>> BEGIN
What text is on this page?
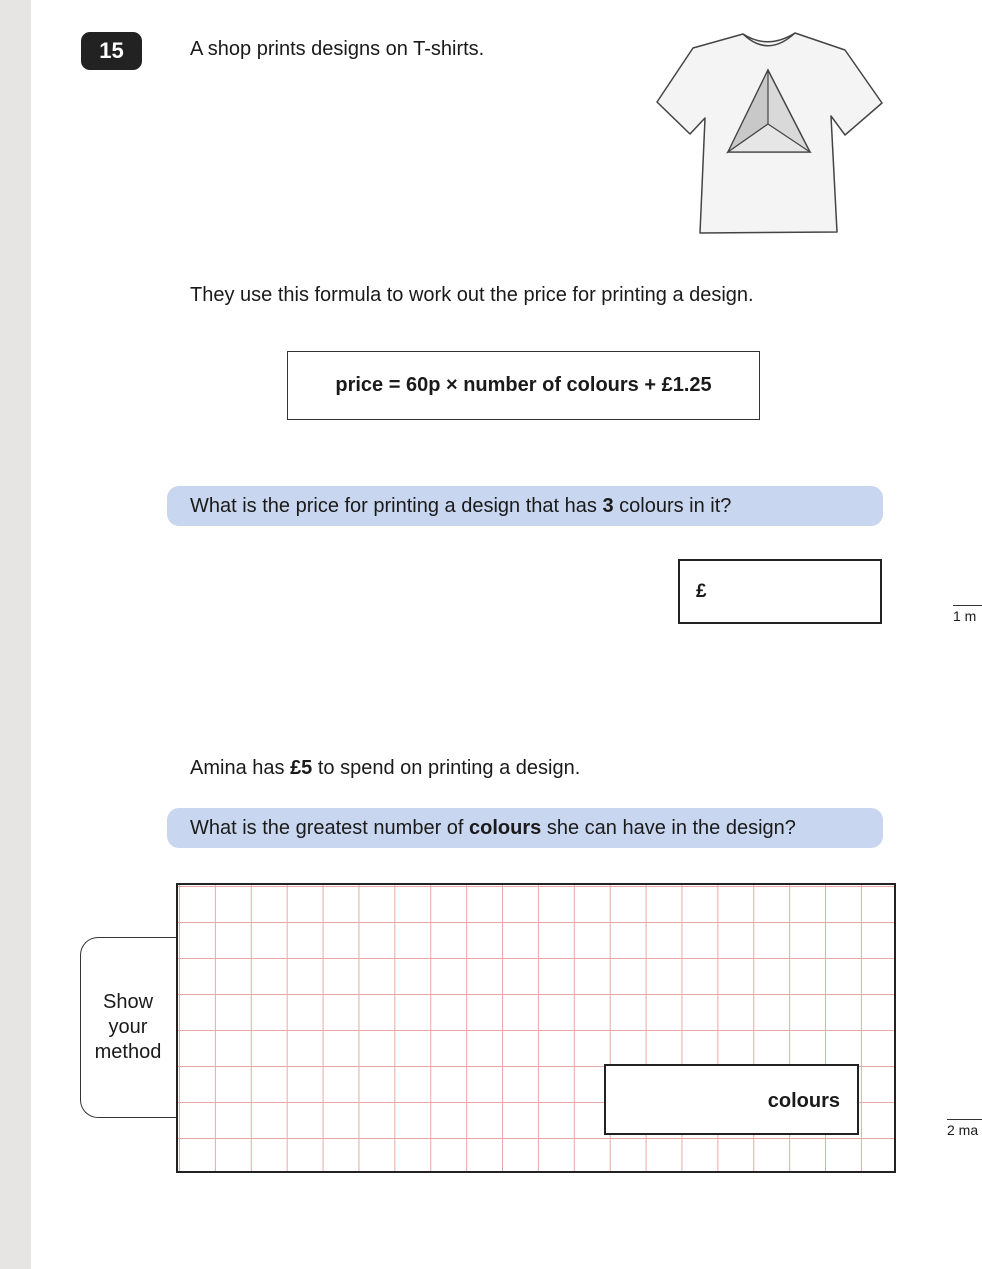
15	A shop prints designs on T-shirts.
They use this formula to work out the price for printing a design.
price = 60p × number of colours + £1.25
What is the price for printing a design that has 3 colours in it?
£
1 m
Amina has £5 to spend on printing a design.
What is the greatest number of colours she can have in the design?
Show
your
method
colours
2 ma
>> END
→ **SET PROBLEM**
Repeat the entries exactly and keep the pictures out of the copy.

→ **TASK OUTPUT**
What text is on this page?
15	A shop prints designs on T-shirts.
They use this formula to work out the price for printing a design.
price = 60p × number of colours + £1.25
What is the price for printing a design that has 3 colours in it?
£
1 m
Amina has £5 to spend on printing a design.
What is the greatest number of colours she can have in the design?
Show
your
method
colours
2 ma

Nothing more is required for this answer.